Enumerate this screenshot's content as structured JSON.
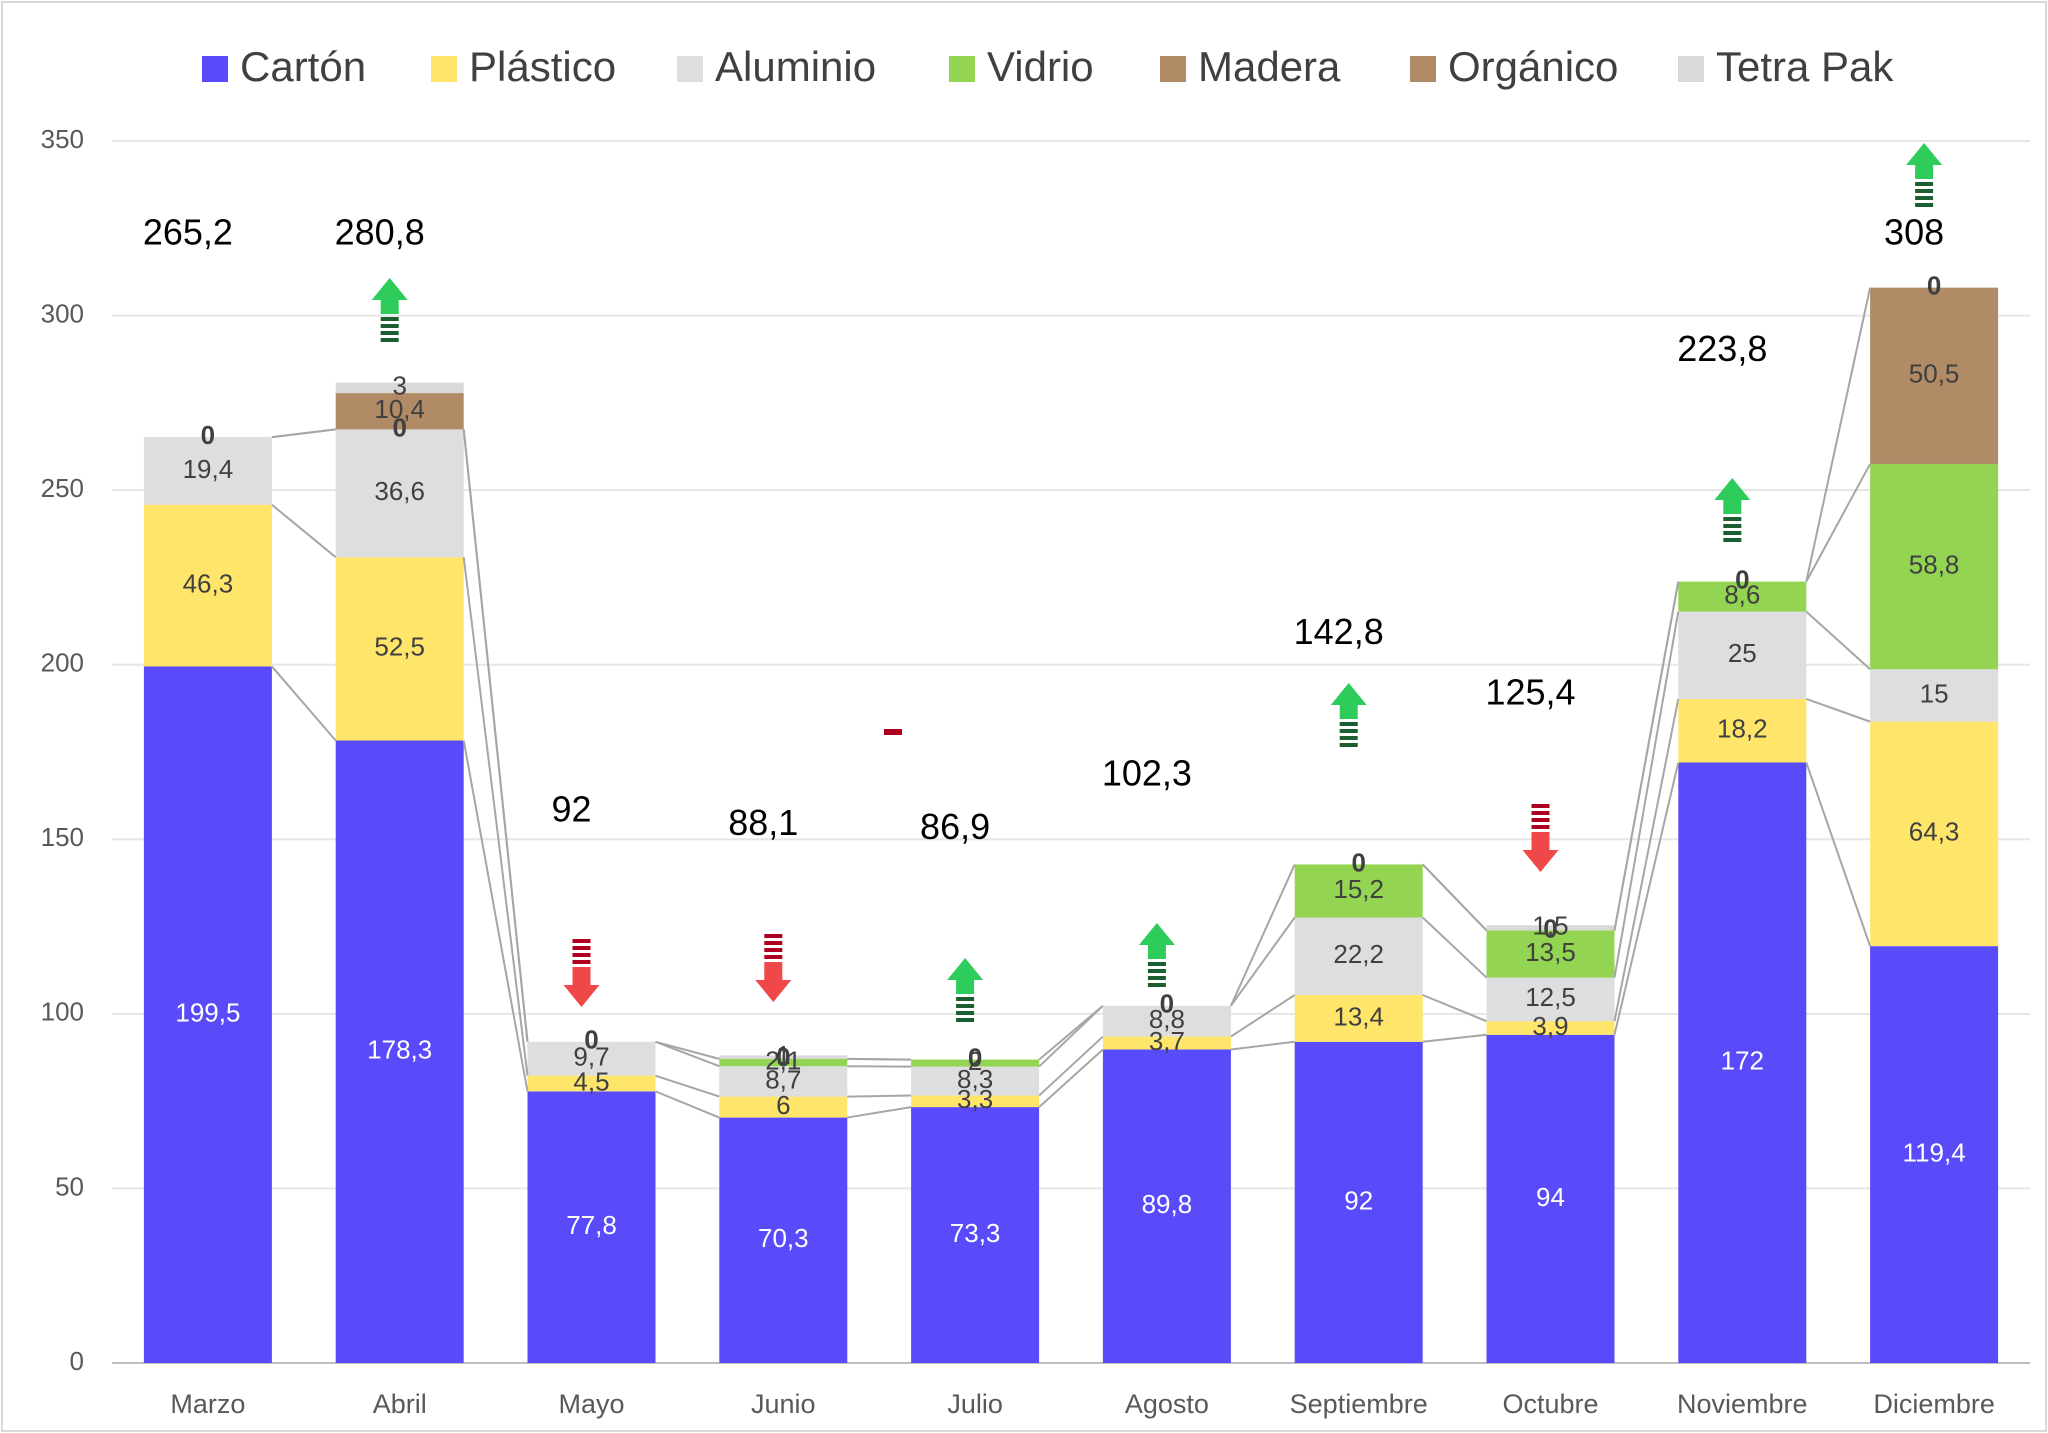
{
  "chart_data": {
    "type": "stacked_bar",
    "categories": [
      "Marzo",
      "Abril",
      "Mayo",
      "Junio",
      "Julio",
      "Agosto",
      "Septiembre",
      "Octubre",
      "Noviembre",
      "Diciembre"
    ],
    "series": [
      {
        "name": "Cartón",
        "color": "#5a4bfa",
        "values": [
          199.5,
          178.3,
          77.8,
          70.3,
          73.3,
          89.8,
          92,
          94,
          172,
          119.4
        ],
        "value_labels": [
          "199,5",
          "178,3",
          "77,8",
          "70,3",
          "73,3",
          "89,8",
          "92",
          "94",
          "172",
          "119,4"
        ]
      },
      {
        "name": "Plástico",
        "color": "#ffe66b",
        "values": [
          46.3,
          52.5,
          4.5,
          6,
          3.3,
          3.7,
          13.4,
          3.9,
          18.2,
          64.3
        ],
        "value_labels": [
          "46,3",
          "52,5",
          "4,5",
          "6",
          "3,3",
          "3,7",
          "13,4",
          "3,9",
          "18,2",
          "64,3"
        ]
      },
      {
        "name": "Aluminio",
        "color": "#dedede",
        "values": [
          19.4,
          36.6,
          9.7,
          8.7,
          8.3,
          8.8,
          22.2,
          12.5,
          25,
          15
        ],
        "value_labels": [
          "19,4",
          "36,6",
          "9,7",
          "8,7",
          "8,3",
          "8,8",
          "22,2",
          "12,5",
          "25",
          "15"
        ]
      },
      {
        "name": "Vidrio",
        "color": "#93d552",
        "values": [
          0,
          0,
          0,
          2.1,
          2,
          0,
          15.2,
          13.5,
          8.6,
          58.8
        ],
        "value_labels": [
          "0",
          "0",
          "0",
          "2,1",
          "2",
          "0",
          "15,2",
          "13,5",
          "8,6",
          "58,8"
        ]
      },
      {
        "name": "Madera",
        "color": "#b08b66",
        "values": [
          null,
          10.4,
          null,
          0,
          0,
          null,
          0,
          0,
          0,
          50.5
        ],
        "value_labels": [
          null,
          "10,4",
          null,
          "0",
          "0",
          null,
          "0",
          "0",
          "0",
          "50,5"
        ]
      },
      {
        "name": "Orgánico",
        "color": "#b08b66",
        "values": [
          null,
          null,
          null,
          null,
          null,
          null,
          null,
          null,
          null,
          null
        ]
      },
      {
        "name": "Tetra Pak",
        "color": "#d9d9d9",
        "values": [
          null,
          3,
          null,
          1,
          null,
          null,
          null,
          1.5,
          null,
          0
        ],
        "value_labels": [
          null,
          "3",
          null,
          "1",
          null,
          null,
          null,
          "1,5",
          null,
          "0"
        ]
      }
    ],
    "totals": [
      265.2,
      280.8,
      92,
      88.1,
      86.9,
      102.3,
      142.8,
      125.4,
      223.8,
      308
    ],
    "totals_labels": [
      "265,2",
      "280,8",
      "92",
      "88,1",
      "86,9",
      "102,3",
      "142,8",
      "125,4",
      "223,8",
      "308"
    ],
    "ylim": [
      0,
      350
    ],
    "yticks": [
      0,
      50,
      100,
      150,
      200,
      250,
      300,
      350
    ],
    "grid": true,
    "legend": "top"
  }
}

= = = = =

• _Given exercise_
Leaving out the pictures, repeat the data above exactly.

• _Final answer_
Enumerate this screenshot's content as structured JSON.
{
  "chart_data": {
    "type": "stacked_bar",
    "categories": [
      "Marzo",
      "Abril",
      "Mayo",
      "Junio",
      "Julio",
      "Agosto",
      "Septiembre",
      "Octubre",
      "Noviembre",
      "Diciembre"
    ],
    "series": [
      {
        "name": "Cartón",
        "color": "#5a4bfa",
        "values": [
          199.5,
          178.3,
          77.8,
          70.3,
          73.3,
          89.8,
          92,
          94,
          172,
          119.4
        ],
        "value_labels": [
          "199,5",
          "178,3",
          "77,8",
          "70,3",
          "73,3",
          "89,8",
          "92",
          "94",
          "172",
          "119,4"
        ]
      },
      {
        "name": "Plástico",
        "color": "#ffe66b",
        "values": [
          46.3,
          52.5,
          4.5,
          6,
          3.3,
          3.7,
          13.4,
          3.9,
          18.2,
          64.3
        ],
        "value_labels": [
          "46,3",
          "52,5",
          "4,5",
          "6",
          "3,3",
          "3,7",
          "13,4",
          "3,9",
          "18,2",
          "64,3"
        ]
      },
      {
        "name": "Aluminio",
        "color": "#dedede",
        "values": [
          19.4,
          36.6,
          9.7,
          8.7,
          8.3,
          8.8,
          22.2,
          12.5,
          25,
          15
        ],
        "value_labels": [
          "19,4",
          "36,6",
          "9,7",
          "8,7",
          "8,3",
          "8,8",
          "22,2",
          "12,5",
          "25",
          "15"
        ]
      },
      {
        "name": "Vidrio",
        "color": "#93d552",
        "values": [
          0,
          0,
          0,
          2.1,
          2,
          0,
          15.2,
          13.5,
          8.6,
          58.8
        ],
        "value_labels": [
          "0",
          "0",
          "0",
          "2,1",
          "2",
          "0",
          "15,2",
          "13,5",
          "8,6",
          "58,8"
        ]
      },
      {
        "name": "Madera",
        "color": "#b08b66",
        "values": [
          null,
          10.4,
          null,
          0,
          0,
          null,
          0,
          0,
          0,
          50.5
        ],
        "value_labels": [
          null,
          "10,4",
          null,
          "0",
          "0",
          null,
          "0",
          "0",
          "0",
          "50,5"
        ]
      },
      {
        "name": "Orgánico",
        "color": "#b08b66",
        "values": [
          null,
          null,
          null,
          null,
          null,
          null,
          null,
          null,
          null,
          null
        ]
      },
      {
        "name": "Tetra Pak",
        "color": "#d9d9d9",
        "values": [
          null,
          3,
          null,
          1,
          null,
          null,
          null,
          1.5,
          null,
          0
        ],
        "value_labels": [
          null,
          "3",
          null,
          "1",
          null,
          null,
          null,
          "1,5",
          null,
          "0"
        ]
      }
    ],
    "totals": [
      265.2,
      280.8,
      92,
      88.1,
      86.9,
      102.3,
      142.8,
      125.4,
      223.8,
      308
    ],
    "totals_labels": [
      "265,2",
      "280,8",
      "92",
      "88,1",
      "86,9",
      "102,3",
      "142,8",
      "125,4",
      "223,8",
      "308"
    ],
    "ylim": [
      0,
      350
    ],
    "yticks": [
      0,
      50,
      100,
      150,
      200,
      250,
      300,
      350
    ],
    "grid": true,
    "legend": "top"
  }
}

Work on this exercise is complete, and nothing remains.